**PROVIDED RECORDS:**
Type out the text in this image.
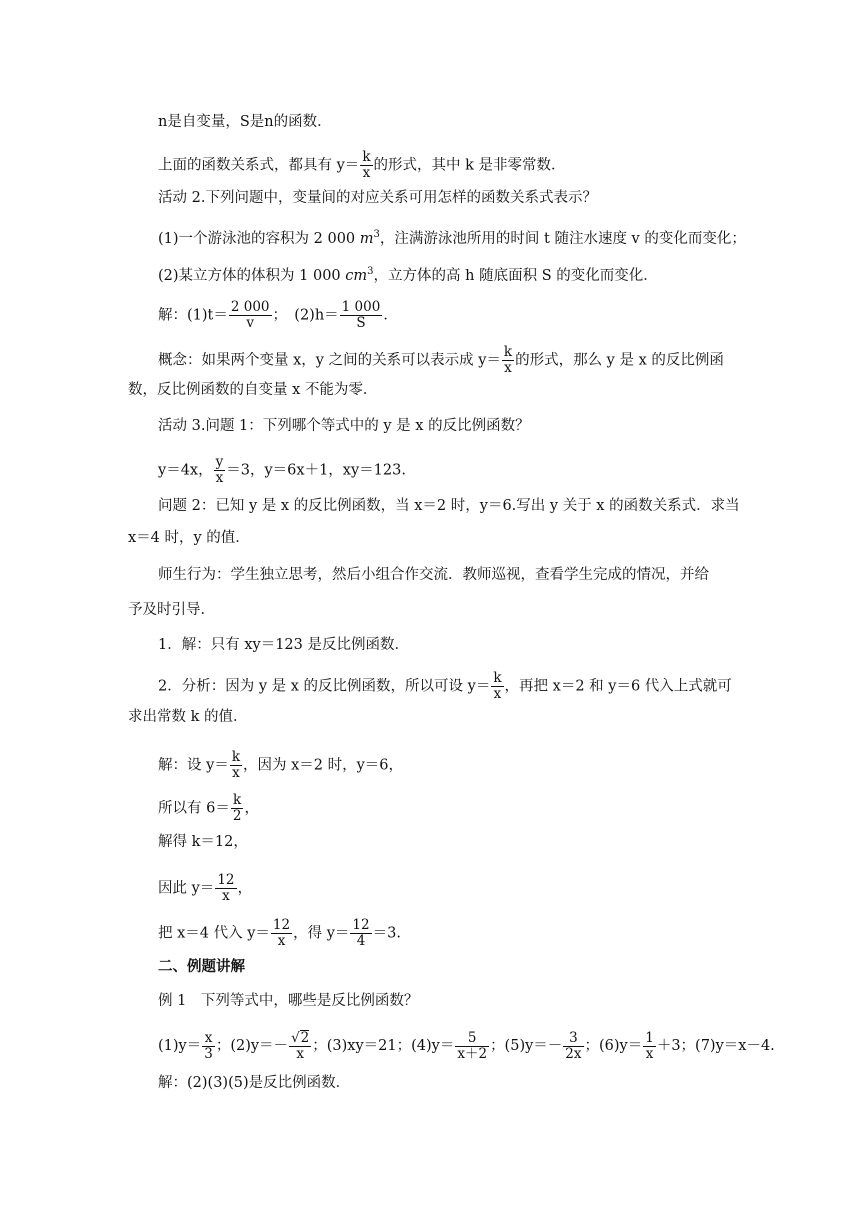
n是自变量，S是n的函数．
上面的函数关系式，都具有 $y= \frac{k}{x}$ 的形式，其中 k 是非零常数．
活动 2.下列问题中，变量间的对应关系可用怎样的函数关系式表示？
(1)一个游泳池的容积为 2 000 $m^3$，注满游泳池所用的时间 t 随注水速度 v 的变化而变化；
(2)某立方体的体积为 1 000 $cm^3$，立方体的高 h 随底面积 S 的变化而变化．
解：$(1)t= \frac{2 000}{v}$ ；　$(2)h= \frac{1 000}{S}$ ．
概念：如果两个变量 x，y 之间的关系可以表示成 $y= \frac{k}{x}$ 的形式，那么 y 是 x 的反比例函
数，反比例函数的自变量 x 不能为零．
活动 3.问题 1：下列哪个等式中的 y 是 x 的反比例函数？
y＝4x， $\frac{y}{x} =3$，y＝6x＋1，xy＝123.
问题 2：已知 y 是 x 的反比例函数，当 x＝2 时，y＝6.写出 y 关于 x 的函数关系式．求当
x＝4 时，y 的值．
师生行为：学生独立思考，然后小组合作交流．教师巡视，查看学生完成的情况，并给
予及时引导．
1．解：只有 xy＝123 是反比例函数．
2．分析：因为 y 是 x 的反比例函数，所以可设 $y= \frac{k}{x}$ ，再把 x＝2 和 y＝6 代入上式就可
求出常数 k 的值．
解：设 $y= \frac{k}{x}$ ，因为 x＝2 时，y＝6，
所以有 $6= \frac{k}{2}$ ，
解得 k＝12，
因此 $y= \frac{12}{x}$ ，
把 x＝4 代入 $y= \frac{12}{x}$ ，得 $y= \frac{12}{4} =3$.
二、例题讲解
例 1　下列等式中，哪些是反比例函数？
$(1)y= \frac{x}{3}$ ；$(2)y=- \frac{√2}{x}$ ；(3)xy＝21；$(4)y= \frac{5}{x+2}$ ；$(5)y=- \frac{3}{2x}$ ；$(6)y= \frac{1}{x} +3$；(7)y＝x－4.
解：(2)(3)(5)是反比例函数．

**AIM:** Every entry above should be duplicated exactly. Do not include the images.

**TASK ANSWER:**
Type out the text in this image.
n是自变量，S是n的函数．
上面的函数关系式，都具有 $y= \frac{k}{x}$ 的形式，其中 k 是非零常数．
活动 2.下列问题中，变量间的对应关系可用怎样的函数关系式表示？
(1)一个游泳池的容积为 2 000 $m^3$，注满游泳池所用的时间 t 随注水速度 v 的变化而变化；
(2)某立方体的体积为 1 000 $cm^3$，立方体的高 h 随底面积 S 的变化而变化．
解：$(1)t= \frac{2 000}{v}$ ；　$(2)h= \frac{1 000}{S}$ ．
概念：如果两个变量 x，y 之间的关系可以表示成 $y= \frac{k}{x}$ 的形式，那么 y 是 x 的反比例函
数，反比例函数的自变量 x 不能为零．
活动 3.问题 1：下列哪个等式中的 y 是 x 的反比例函数？
y＝4x， $\frac{y}{x} =3$，y＝6x＋1，xy＝123.
问题 2：已知 y 是 x 的反比例函数，当 x＝2 时，y＝6.写出 y 关于 x 的函数关系式．求当
x＝4 时，y 的值．
师生行为：学生独立思考，然后小组合作交流．教师巡视，查看学生完成的情况，并给
予及时引导．
1．解：只有 xy＝123 是反比例函数．
2．分析：因为 y 是 x 的反比例函数，所以可设 $y= \frac{k}{x}$ ，再把 x＝2 和 y＝6 代入上式就可
求出常数 k 的值．
解：设 $y= \frac{k}{x}$ ，因为 x＝2 时，y＝6，
所以有 $6= \frac{k}{2}$ ，
解得 k＝12，
因此 $y= \frac{12}{x}$ ，
把 x＝4 代入 $y= \frac{12}{x}$ ，得 $y= \frac{12}{4} =3$.
二、例题讲解
例 1　下列等式中，哪些是反比例函数？
$(1)y= \frac{x}{3}$ ；$(2)y=- \frac{√2}{x}$ ；(3)xy＝21；$(4)y= \frac{5}{x+2}$ ；$(5)y=- \frac{3}{2x}$ ；$(6)y= \frac{1}{x} +3$；(7)y＝x－4.
解：(2)(3)(5)是反比例函数．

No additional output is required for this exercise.